-------- Available records
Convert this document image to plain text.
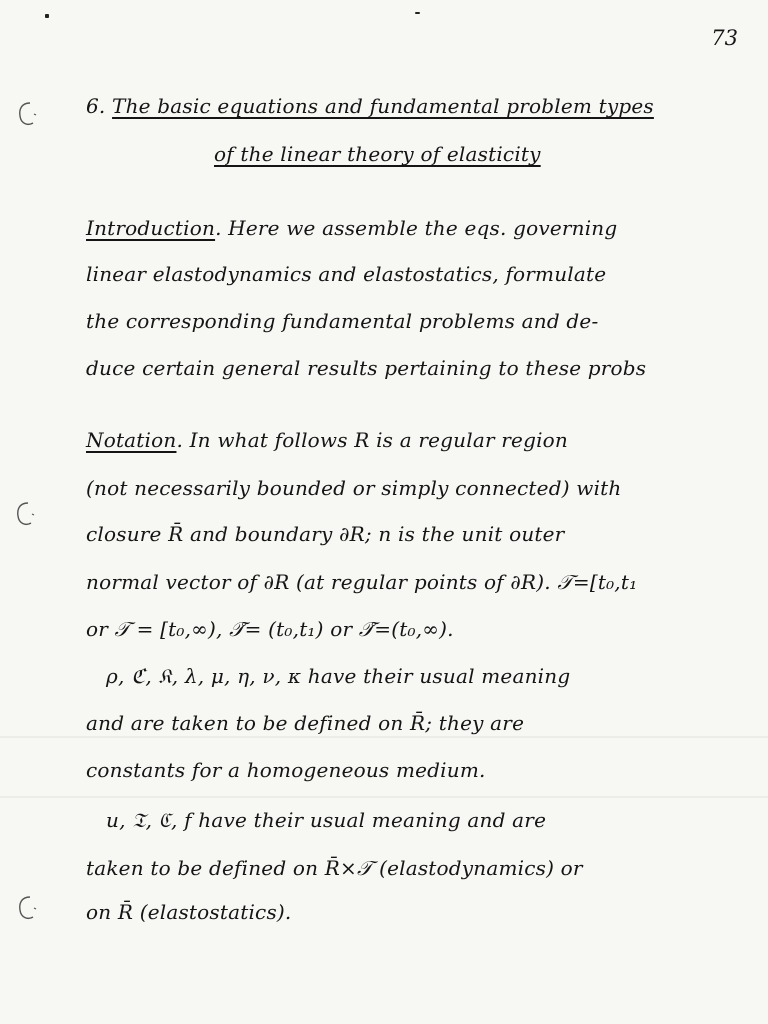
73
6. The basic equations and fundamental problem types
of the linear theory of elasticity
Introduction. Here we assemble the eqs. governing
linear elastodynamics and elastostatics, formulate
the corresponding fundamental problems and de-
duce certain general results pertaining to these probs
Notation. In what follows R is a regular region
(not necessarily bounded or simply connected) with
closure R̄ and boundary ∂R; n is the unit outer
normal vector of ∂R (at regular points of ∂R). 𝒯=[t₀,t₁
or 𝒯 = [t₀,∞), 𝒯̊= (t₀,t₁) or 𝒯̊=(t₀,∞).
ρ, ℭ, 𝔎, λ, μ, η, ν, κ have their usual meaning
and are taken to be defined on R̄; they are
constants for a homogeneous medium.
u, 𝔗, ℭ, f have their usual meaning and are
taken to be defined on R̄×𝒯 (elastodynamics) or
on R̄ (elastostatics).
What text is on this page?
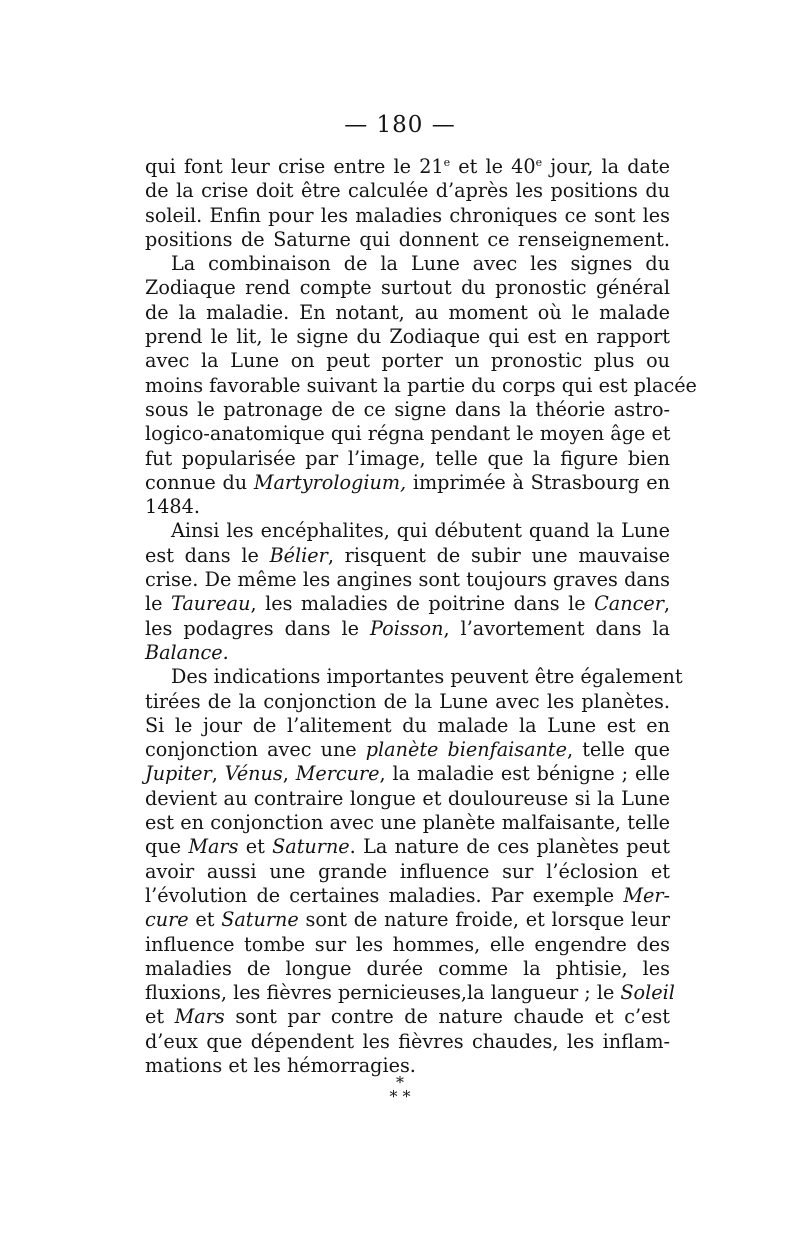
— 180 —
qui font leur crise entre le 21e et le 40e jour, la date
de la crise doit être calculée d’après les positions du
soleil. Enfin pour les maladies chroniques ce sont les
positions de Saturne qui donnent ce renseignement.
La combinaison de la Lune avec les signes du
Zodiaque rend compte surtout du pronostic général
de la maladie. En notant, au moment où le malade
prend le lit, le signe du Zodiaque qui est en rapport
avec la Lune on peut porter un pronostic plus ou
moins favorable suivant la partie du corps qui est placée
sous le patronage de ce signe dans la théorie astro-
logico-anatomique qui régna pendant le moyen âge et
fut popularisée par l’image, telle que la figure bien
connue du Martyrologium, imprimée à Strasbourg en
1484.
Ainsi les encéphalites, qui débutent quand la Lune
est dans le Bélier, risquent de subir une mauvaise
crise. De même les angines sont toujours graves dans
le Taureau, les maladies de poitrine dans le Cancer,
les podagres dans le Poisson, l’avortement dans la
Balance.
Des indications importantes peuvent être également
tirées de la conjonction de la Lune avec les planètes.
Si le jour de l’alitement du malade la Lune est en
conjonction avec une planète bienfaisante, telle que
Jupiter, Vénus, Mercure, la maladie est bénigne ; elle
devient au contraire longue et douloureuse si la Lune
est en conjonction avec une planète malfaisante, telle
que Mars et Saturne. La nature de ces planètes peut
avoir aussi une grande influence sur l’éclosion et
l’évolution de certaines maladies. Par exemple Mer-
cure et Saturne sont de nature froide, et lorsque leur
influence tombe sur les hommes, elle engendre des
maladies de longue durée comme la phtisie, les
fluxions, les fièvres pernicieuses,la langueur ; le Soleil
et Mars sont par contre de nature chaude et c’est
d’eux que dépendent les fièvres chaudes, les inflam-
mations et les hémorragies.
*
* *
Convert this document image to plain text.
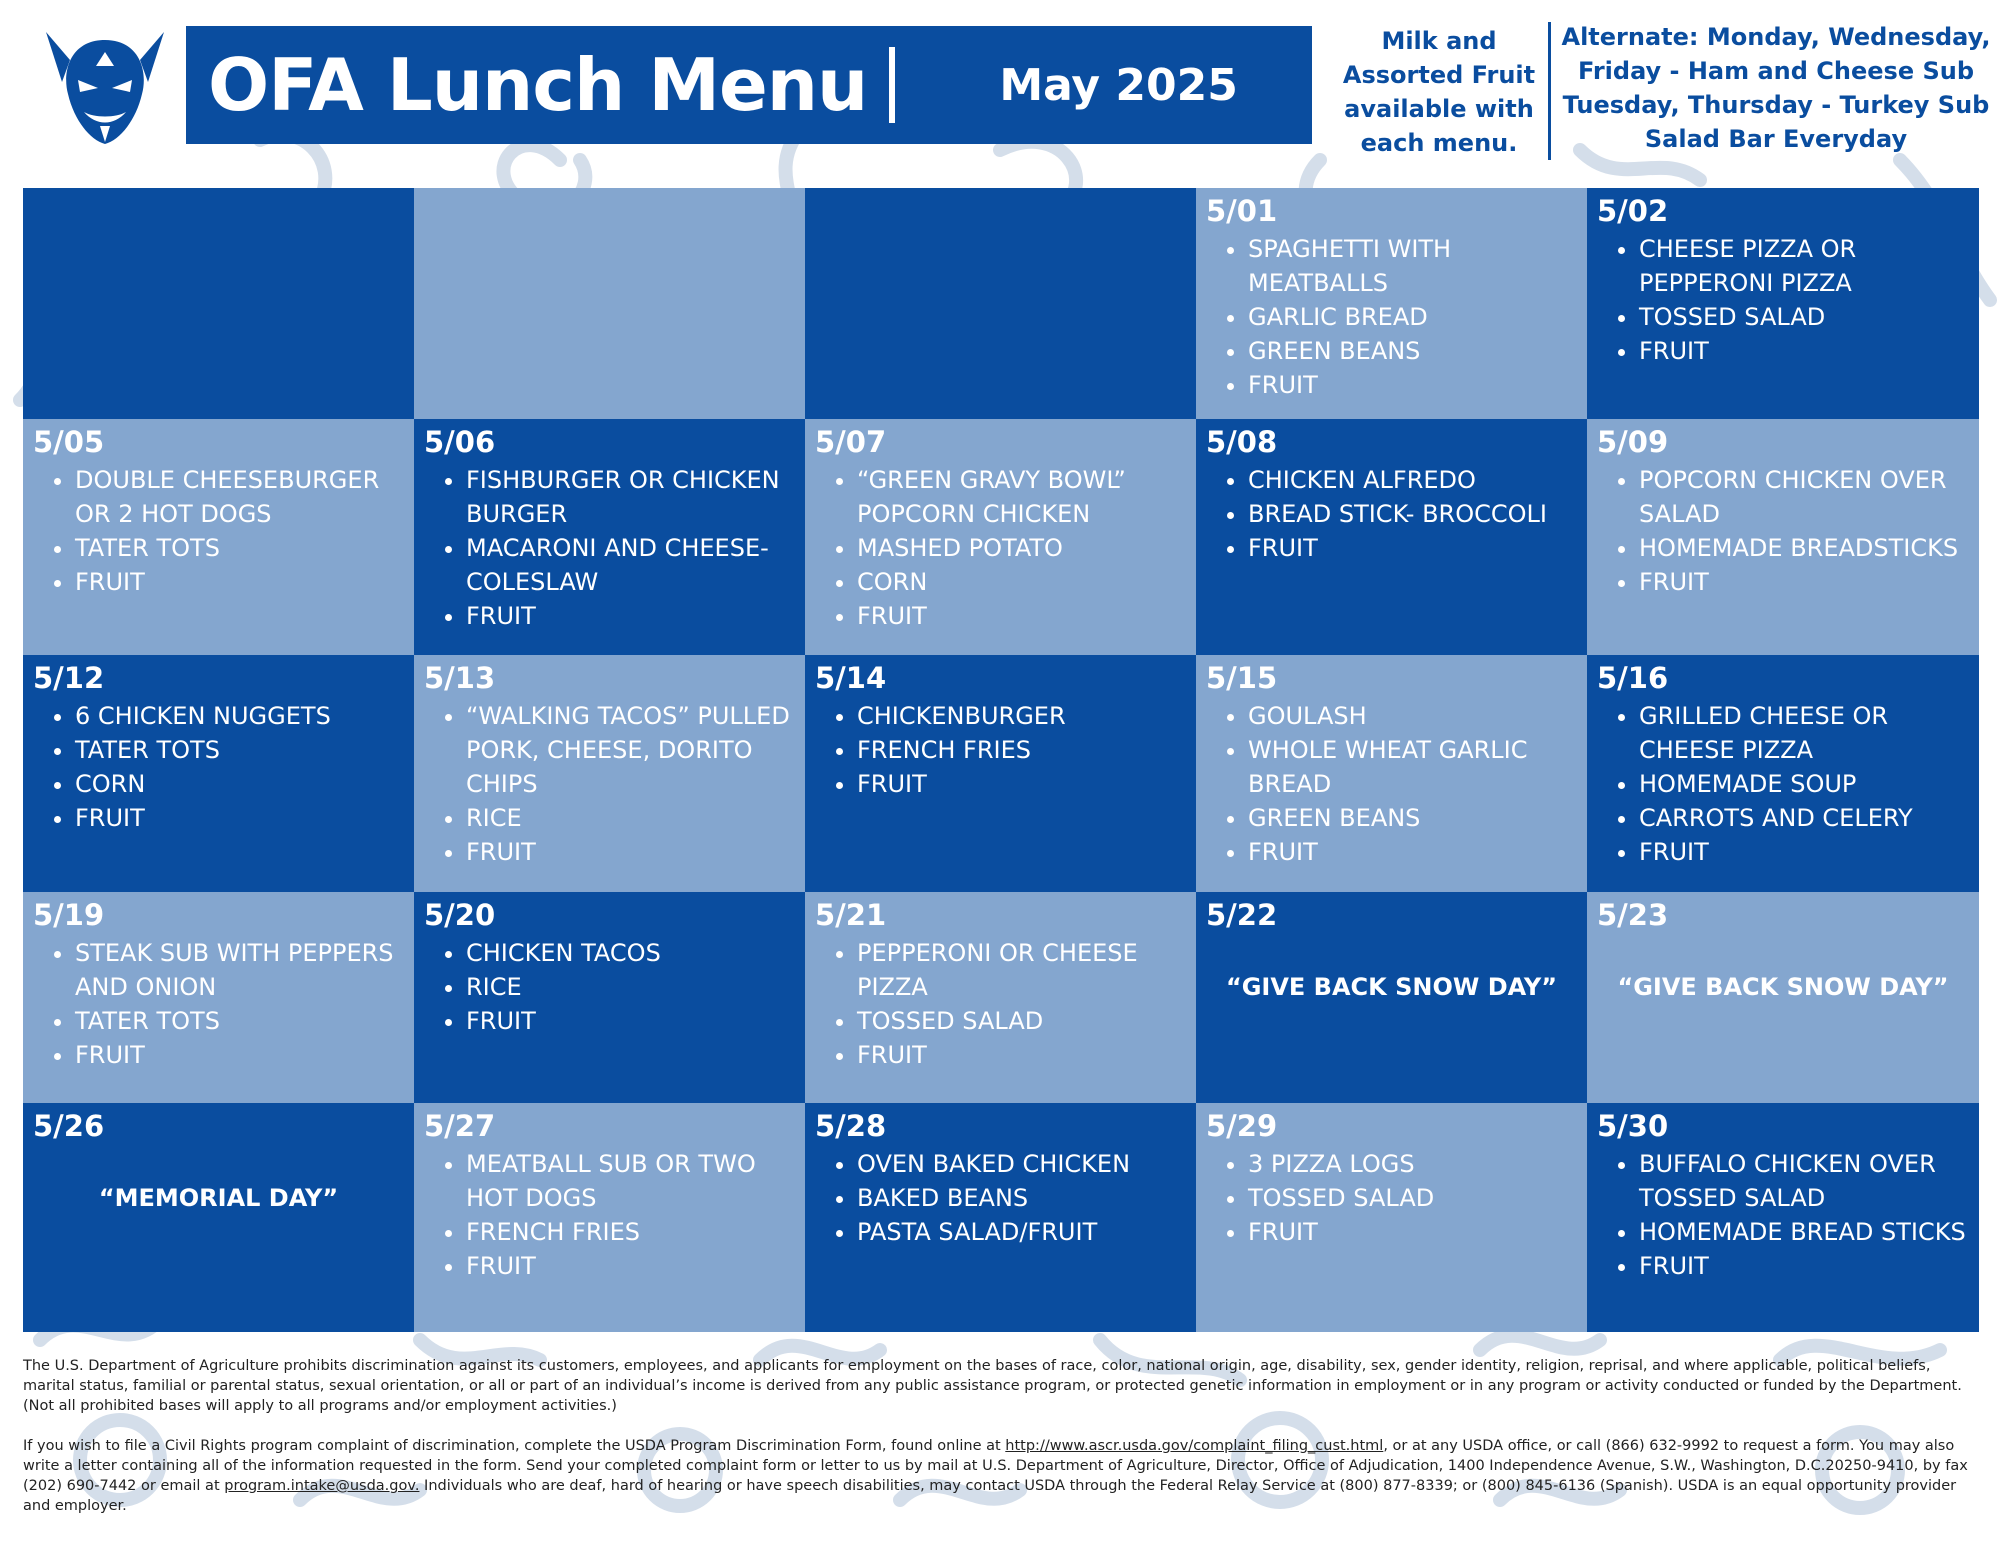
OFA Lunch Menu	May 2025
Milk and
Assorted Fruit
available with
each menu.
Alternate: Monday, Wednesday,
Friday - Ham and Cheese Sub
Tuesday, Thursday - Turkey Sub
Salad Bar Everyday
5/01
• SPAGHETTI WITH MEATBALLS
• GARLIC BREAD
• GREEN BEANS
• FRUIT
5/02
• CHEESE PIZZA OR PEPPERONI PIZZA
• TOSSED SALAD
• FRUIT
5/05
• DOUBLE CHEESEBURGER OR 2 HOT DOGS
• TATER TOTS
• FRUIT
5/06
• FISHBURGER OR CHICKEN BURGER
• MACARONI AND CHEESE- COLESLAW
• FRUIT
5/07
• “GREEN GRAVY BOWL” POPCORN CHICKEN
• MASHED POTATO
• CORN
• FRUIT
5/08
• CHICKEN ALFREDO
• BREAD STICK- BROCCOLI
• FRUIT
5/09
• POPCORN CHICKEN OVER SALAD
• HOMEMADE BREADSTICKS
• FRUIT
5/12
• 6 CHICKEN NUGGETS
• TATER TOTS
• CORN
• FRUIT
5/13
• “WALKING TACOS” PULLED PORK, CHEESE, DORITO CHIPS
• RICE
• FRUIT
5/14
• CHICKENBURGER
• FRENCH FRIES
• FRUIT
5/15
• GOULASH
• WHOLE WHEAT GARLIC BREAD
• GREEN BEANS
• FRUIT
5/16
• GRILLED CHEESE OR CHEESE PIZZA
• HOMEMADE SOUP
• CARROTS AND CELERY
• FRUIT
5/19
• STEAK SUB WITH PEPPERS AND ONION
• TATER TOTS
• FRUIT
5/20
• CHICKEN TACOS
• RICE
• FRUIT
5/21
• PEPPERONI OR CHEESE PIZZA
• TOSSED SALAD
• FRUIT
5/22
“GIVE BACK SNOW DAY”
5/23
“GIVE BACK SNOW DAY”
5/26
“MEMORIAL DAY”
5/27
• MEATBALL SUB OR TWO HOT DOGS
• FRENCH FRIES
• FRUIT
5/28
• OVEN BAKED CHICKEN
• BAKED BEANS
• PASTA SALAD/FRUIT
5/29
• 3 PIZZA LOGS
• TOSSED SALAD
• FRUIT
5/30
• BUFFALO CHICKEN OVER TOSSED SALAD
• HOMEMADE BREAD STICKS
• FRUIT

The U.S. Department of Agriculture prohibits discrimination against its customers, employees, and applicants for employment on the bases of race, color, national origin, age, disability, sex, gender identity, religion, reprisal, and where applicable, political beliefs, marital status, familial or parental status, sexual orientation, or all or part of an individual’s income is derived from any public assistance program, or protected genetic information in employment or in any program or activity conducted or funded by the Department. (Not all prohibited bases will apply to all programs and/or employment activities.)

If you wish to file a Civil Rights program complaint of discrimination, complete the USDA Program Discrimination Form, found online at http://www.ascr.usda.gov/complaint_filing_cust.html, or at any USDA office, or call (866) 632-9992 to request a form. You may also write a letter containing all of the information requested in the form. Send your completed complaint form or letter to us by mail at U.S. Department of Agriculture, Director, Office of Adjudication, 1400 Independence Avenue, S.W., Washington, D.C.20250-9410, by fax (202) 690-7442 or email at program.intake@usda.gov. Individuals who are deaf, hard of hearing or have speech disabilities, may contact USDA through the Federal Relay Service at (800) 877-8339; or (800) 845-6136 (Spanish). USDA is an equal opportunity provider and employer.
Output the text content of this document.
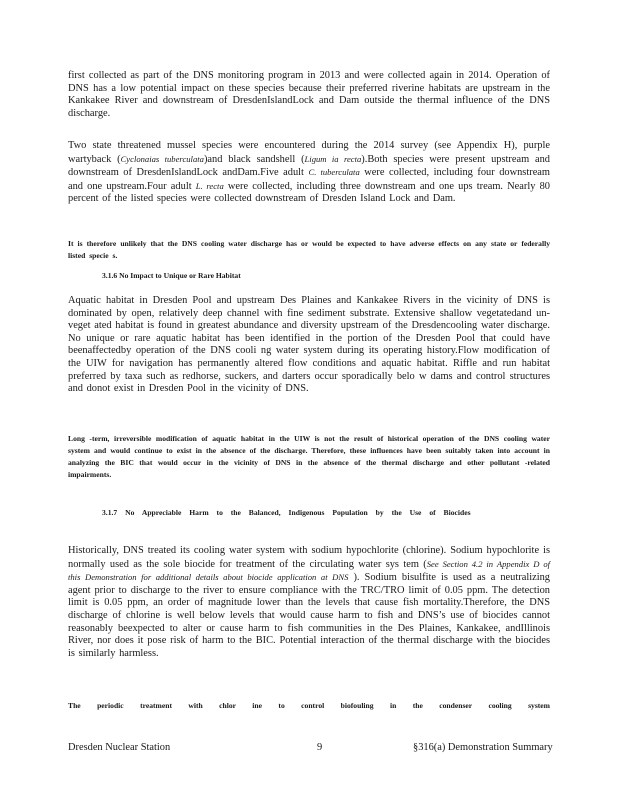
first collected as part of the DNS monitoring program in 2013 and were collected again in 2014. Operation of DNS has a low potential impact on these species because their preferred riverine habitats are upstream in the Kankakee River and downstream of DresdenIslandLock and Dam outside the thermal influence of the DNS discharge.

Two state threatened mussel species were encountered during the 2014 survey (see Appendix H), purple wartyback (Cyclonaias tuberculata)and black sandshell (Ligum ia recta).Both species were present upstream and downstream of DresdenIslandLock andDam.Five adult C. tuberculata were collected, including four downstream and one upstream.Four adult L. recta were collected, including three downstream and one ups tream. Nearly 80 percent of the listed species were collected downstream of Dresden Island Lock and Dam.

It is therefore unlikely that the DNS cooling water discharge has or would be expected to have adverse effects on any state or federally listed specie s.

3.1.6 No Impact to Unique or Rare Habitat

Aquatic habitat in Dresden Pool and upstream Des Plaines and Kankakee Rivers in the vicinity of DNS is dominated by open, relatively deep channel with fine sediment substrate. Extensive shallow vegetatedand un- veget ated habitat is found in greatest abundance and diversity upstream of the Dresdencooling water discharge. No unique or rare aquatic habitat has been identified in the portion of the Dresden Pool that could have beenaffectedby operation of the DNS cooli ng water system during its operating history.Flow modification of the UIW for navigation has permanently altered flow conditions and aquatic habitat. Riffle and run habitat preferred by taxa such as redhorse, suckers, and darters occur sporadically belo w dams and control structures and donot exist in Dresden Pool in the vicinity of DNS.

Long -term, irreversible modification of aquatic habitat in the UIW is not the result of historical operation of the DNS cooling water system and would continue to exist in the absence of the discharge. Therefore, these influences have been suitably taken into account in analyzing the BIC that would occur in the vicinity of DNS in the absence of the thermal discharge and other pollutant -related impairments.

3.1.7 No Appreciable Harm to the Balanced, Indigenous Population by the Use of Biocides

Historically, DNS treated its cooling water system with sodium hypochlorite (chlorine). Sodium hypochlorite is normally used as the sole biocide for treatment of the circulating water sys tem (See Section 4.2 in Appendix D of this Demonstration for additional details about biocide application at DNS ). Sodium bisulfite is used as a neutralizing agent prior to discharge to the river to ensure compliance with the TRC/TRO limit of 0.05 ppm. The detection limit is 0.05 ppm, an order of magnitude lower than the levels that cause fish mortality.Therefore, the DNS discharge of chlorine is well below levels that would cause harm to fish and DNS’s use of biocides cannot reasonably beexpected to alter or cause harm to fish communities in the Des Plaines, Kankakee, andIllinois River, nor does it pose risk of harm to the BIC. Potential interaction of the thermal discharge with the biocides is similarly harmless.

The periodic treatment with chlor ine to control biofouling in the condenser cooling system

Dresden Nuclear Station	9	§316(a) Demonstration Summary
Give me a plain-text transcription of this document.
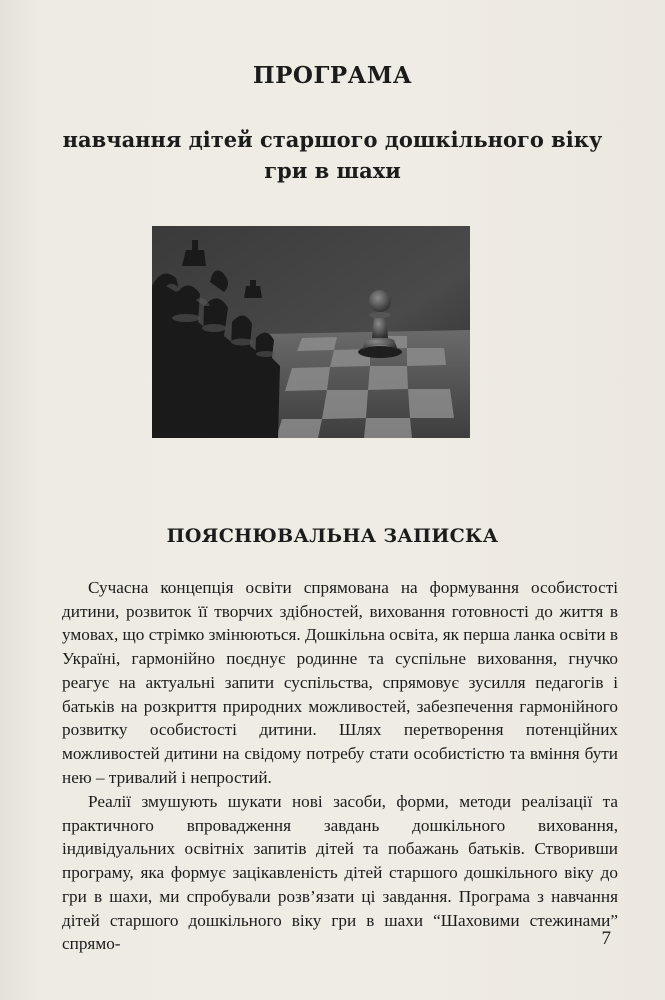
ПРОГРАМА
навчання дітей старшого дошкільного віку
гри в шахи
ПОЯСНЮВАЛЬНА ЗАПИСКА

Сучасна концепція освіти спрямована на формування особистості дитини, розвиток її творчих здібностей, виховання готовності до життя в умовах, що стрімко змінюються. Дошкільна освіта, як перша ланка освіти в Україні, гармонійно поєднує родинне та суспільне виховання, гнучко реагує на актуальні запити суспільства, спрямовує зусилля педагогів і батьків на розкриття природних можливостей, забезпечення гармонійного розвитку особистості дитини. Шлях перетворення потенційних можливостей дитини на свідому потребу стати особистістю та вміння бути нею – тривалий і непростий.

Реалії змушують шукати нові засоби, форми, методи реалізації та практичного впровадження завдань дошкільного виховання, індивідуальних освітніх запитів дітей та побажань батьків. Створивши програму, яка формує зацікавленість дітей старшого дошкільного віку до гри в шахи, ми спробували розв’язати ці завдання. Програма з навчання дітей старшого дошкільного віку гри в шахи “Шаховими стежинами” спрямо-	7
----------------
**Short exercise**
Pull out all lines in the data above that include "sont".

**Completed task**
soleil. Enfin pour les maladies chroniques ce sont les
crise. De même les angines sont toujours graves dans
cure et Saturne sont de nature froide, et lorsque leur
et Mars sont par contre de nature chaude et c’est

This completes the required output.